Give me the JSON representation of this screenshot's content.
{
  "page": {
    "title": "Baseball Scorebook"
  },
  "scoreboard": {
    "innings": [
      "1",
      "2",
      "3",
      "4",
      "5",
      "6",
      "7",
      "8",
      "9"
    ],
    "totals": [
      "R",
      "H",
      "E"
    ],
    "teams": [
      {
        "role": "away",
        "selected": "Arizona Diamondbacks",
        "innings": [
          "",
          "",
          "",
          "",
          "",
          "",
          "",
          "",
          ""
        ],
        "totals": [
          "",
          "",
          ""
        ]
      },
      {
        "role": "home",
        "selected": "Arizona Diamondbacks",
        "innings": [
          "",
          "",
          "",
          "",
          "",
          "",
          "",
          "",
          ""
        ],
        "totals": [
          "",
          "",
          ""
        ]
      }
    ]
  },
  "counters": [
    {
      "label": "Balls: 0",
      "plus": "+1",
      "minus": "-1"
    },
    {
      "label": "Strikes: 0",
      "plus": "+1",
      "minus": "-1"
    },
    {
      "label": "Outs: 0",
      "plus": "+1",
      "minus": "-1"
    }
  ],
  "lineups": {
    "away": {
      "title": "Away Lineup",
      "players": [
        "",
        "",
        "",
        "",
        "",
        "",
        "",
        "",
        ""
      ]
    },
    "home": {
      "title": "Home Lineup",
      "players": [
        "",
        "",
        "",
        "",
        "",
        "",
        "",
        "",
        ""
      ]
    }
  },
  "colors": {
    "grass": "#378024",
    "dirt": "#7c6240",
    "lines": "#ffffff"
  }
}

WORK TO COMPLETE
The listing above should be transcribed in full, exactly as written.

ANSWER BELOW
Give me the JSON representation of this screenshot's content.
{
  "page": {
    "title": "Baseball Scorebook"
  },
  "scoreboard": {
    "innings": [
      "1",
      "2",
      "3",
      "4",
      "5",
      "6",
      "7",
      "8",
      "9"
    ],
    "totals": [
      "R",
      "H",
      "E"
    ],
    "teams": [
      {
        "role": "away",
        "selected": "Arizona Diamondbacks",
        "innings": [
          "",
          "",
          "",
          "",
          "",
          "",
          "",
          "",
          ""
        ],
        "totals": [
          "",
          "",
          ""
        ]
      },
      {
        "role": "home",
        "selected": "Arizona Diamondbacks",
        "innings": [
          "",
          "",
          "",
          "",
          "",
          "",
          "",
          "",
          ""
        ],
        "totals": [
          "",
          "",
          ""
        ]
      }
    ]
  },
  "counters": [
    {
      "label": "Balls: 0",
      "plus": "+1",
      "minus": "-1"
    },
    {
      "label": "Strikes: 0",
      "plus": "+1",
      "minus": "-1"
    },
    {
      "label": "Outs: 0",
      "plus": "+1",
      "minus": "-1"
    }
  ],
  "lineups": {
    "away": {
      "title": "Away Lineup",
      "players": [
        "",
        "",
        "",
        "",
        "",
        "",
        "",
        "",
        ""
      ]
    },
    "home": {
      "title": "Home Lineup",
      "players": [
        "",
        "",
        "",
        "",
        "",
        "",
        "",
        "",
        ""
      ]
    }
  },
  "colors": {
    "grass": "#378024",
    "dirt": "#7c6240",
    "lines": "#ffffff"
  }
}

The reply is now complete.